→ **The exercise**: Give the number of lines holding the string "Autoevaluación", and nothing else.

========================

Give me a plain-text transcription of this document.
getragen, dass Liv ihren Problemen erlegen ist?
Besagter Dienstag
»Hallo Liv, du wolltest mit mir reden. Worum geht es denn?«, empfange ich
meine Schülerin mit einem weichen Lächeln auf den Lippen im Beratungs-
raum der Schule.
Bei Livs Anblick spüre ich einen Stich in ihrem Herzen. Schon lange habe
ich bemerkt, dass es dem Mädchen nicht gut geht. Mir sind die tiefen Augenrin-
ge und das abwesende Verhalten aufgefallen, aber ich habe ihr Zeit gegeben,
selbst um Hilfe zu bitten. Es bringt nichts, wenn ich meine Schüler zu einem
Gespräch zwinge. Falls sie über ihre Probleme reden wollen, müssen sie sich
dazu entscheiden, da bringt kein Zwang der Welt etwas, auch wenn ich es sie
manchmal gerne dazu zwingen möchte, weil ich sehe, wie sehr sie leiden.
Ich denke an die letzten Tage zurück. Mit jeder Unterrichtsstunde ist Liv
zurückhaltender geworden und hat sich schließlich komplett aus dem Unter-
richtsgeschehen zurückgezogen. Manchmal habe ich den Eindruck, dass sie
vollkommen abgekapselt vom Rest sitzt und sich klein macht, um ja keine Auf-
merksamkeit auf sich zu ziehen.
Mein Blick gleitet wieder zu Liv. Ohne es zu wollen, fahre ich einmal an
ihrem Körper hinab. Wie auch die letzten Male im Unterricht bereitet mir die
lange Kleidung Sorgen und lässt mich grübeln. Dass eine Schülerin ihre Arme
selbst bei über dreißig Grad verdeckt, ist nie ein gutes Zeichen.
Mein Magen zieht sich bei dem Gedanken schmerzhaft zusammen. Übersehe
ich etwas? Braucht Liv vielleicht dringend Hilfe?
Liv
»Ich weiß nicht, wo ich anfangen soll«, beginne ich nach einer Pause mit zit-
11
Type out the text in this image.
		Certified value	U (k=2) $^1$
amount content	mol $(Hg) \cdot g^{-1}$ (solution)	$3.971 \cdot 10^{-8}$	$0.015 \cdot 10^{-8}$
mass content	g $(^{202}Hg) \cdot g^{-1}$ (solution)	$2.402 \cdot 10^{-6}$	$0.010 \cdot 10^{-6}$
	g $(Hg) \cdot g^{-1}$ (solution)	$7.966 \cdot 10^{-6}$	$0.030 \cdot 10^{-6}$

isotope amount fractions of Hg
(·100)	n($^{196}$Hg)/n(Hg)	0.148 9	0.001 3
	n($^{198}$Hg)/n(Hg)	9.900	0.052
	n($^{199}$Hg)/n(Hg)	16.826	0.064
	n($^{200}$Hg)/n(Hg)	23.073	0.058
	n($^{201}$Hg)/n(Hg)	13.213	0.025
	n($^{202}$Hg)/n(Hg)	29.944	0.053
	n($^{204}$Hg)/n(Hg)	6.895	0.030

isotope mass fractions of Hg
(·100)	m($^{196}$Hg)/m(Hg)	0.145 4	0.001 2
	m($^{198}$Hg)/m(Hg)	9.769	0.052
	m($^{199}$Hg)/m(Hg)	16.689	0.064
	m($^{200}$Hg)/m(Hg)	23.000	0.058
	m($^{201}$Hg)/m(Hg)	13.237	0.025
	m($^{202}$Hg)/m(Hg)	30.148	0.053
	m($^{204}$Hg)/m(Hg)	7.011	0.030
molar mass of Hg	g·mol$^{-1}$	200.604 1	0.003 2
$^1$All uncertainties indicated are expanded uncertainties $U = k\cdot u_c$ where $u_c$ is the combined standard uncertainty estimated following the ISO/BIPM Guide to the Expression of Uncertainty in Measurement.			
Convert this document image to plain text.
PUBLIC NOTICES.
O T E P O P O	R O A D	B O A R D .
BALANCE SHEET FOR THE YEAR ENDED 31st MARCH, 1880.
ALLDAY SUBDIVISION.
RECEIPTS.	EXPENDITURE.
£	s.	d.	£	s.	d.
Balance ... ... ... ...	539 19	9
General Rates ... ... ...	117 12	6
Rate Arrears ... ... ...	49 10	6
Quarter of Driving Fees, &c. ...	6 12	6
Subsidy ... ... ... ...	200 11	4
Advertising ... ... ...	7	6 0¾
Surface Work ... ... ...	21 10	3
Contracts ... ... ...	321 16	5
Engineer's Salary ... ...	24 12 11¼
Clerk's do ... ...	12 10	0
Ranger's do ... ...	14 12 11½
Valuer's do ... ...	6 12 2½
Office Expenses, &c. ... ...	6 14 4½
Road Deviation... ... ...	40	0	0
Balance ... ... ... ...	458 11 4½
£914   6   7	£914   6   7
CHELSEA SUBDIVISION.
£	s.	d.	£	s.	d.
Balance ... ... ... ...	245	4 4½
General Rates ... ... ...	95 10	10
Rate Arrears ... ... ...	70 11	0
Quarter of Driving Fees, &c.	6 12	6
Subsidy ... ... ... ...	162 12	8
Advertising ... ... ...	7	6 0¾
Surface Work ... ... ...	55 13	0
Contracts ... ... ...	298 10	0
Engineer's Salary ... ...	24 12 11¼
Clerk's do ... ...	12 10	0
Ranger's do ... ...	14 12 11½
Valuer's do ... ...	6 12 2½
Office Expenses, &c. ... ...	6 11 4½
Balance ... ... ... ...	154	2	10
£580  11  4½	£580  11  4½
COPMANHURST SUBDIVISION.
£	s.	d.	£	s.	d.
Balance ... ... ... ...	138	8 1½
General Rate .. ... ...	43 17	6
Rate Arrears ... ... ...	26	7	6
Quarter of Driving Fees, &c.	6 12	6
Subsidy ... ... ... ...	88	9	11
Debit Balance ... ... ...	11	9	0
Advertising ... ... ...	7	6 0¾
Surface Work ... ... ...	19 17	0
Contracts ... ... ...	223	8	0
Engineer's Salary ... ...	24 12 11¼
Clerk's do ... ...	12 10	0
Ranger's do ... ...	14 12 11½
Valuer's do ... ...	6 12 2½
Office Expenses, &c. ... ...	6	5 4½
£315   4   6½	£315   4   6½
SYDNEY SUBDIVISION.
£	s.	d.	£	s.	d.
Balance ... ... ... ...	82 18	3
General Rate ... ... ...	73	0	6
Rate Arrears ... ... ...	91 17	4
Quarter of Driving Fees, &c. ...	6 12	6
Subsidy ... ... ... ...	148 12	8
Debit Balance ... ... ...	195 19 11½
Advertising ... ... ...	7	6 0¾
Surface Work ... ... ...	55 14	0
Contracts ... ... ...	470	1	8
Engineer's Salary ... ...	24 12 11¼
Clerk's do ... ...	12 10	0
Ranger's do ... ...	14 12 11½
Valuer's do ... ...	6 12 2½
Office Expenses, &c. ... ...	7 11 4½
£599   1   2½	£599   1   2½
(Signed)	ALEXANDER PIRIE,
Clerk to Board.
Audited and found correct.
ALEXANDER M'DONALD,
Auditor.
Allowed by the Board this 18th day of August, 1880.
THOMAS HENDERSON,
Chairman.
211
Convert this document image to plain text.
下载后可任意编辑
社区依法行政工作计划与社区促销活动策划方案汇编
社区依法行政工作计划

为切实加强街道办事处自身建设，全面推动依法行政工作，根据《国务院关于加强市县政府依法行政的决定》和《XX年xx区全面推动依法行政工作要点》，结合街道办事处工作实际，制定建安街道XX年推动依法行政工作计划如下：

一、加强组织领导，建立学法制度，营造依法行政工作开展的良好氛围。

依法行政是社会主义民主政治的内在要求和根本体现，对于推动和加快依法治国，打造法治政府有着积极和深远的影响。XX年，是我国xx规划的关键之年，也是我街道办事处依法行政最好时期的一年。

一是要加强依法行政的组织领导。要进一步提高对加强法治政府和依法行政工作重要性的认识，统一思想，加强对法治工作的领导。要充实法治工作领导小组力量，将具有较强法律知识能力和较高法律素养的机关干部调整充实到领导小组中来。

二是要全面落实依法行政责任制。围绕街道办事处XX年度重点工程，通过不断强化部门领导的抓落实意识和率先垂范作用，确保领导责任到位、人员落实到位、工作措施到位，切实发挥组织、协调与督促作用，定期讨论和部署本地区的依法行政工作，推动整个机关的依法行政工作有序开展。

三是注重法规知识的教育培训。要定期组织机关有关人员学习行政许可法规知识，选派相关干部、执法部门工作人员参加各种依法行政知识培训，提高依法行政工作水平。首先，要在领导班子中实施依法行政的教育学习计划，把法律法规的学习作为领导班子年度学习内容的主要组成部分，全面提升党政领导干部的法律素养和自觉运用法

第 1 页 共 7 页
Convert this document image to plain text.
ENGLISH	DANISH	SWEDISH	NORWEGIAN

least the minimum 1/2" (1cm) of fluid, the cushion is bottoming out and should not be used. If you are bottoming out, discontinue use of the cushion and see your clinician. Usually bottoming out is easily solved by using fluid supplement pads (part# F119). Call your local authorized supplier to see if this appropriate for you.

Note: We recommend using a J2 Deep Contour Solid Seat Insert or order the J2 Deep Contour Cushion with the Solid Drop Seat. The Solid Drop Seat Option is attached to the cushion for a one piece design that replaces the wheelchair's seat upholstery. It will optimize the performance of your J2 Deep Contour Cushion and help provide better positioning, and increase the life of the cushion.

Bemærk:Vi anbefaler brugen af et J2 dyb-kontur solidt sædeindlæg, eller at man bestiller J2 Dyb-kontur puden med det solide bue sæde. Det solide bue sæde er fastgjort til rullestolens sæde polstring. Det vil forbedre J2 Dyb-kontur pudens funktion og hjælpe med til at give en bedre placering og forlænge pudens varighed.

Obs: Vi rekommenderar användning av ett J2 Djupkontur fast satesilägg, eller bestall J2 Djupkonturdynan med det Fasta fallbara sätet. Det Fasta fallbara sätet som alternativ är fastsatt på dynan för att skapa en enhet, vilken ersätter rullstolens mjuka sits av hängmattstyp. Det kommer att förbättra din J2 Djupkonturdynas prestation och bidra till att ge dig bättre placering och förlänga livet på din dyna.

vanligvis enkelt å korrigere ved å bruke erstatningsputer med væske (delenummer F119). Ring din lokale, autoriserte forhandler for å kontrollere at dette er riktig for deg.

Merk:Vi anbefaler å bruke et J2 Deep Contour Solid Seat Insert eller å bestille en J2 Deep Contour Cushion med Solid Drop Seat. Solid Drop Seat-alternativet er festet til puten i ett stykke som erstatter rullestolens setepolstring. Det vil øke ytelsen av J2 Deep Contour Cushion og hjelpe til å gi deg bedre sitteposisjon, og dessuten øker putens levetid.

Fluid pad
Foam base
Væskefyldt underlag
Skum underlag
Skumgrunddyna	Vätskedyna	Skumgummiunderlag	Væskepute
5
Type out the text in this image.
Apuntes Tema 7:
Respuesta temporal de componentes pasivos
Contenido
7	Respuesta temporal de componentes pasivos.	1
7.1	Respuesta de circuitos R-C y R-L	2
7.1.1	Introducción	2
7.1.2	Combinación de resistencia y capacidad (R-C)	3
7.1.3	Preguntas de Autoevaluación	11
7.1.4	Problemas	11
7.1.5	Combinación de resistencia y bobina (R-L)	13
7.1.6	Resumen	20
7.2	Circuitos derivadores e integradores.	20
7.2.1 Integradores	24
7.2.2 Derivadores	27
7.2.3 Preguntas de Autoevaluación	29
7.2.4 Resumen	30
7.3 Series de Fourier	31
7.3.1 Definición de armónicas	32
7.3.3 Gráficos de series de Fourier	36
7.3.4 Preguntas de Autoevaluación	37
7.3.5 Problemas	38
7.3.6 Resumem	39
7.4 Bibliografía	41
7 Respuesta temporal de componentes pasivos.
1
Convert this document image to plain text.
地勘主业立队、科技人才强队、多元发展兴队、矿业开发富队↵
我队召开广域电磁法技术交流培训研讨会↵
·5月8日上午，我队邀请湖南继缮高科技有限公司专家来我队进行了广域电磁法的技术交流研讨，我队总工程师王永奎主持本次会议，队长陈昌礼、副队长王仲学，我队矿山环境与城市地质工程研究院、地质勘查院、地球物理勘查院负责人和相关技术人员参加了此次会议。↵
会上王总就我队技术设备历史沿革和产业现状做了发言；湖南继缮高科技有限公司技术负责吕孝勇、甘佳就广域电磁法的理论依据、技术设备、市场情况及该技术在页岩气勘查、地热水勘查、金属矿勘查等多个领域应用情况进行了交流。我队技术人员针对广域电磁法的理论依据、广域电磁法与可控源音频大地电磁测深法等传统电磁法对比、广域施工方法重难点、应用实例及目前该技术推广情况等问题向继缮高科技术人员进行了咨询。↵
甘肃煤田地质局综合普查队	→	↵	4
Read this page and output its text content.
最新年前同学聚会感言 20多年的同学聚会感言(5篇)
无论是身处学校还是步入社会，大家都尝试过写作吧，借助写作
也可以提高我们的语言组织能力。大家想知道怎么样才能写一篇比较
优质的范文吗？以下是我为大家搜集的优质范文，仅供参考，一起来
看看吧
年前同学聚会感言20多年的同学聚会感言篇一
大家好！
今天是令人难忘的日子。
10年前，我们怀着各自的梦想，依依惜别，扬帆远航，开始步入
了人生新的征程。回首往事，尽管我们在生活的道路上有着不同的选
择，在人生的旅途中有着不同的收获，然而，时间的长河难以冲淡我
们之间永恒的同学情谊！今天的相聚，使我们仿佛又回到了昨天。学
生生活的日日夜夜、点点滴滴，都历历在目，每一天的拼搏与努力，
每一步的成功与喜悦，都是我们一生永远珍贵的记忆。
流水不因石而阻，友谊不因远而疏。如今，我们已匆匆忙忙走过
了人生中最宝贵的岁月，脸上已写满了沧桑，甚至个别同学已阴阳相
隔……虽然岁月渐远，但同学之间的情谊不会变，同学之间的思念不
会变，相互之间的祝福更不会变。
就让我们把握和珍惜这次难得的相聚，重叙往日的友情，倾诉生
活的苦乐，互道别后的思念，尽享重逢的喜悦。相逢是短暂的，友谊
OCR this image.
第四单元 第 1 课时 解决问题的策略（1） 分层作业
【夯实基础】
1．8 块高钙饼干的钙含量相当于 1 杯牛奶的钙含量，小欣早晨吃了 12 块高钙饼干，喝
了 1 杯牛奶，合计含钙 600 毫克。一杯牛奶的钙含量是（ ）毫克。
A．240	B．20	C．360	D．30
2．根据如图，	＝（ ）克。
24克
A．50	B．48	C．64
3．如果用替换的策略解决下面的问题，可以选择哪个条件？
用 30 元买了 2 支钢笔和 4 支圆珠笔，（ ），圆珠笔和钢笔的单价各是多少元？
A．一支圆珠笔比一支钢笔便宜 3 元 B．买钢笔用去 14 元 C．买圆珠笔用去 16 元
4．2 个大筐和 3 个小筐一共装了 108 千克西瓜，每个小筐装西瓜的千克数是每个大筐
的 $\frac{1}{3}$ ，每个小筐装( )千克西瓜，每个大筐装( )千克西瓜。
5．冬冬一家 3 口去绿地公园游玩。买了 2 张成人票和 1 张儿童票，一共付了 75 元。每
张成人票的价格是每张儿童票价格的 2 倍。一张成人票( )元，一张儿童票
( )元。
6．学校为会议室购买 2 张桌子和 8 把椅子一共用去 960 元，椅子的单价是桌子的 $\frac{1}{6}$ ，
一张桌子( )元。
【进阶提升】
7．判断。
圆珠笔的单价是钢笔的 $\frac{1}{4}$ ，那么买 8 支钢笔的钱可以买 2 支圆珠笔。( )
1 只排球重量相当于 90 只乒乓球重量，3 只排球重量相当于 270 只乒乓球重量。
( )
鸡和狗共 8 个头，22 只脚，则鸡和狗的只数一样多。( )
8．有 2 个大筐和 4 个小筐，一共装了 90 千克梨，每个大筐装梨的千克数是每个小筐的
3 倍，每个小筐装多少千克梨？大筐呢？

========================

→ **Task response**: 3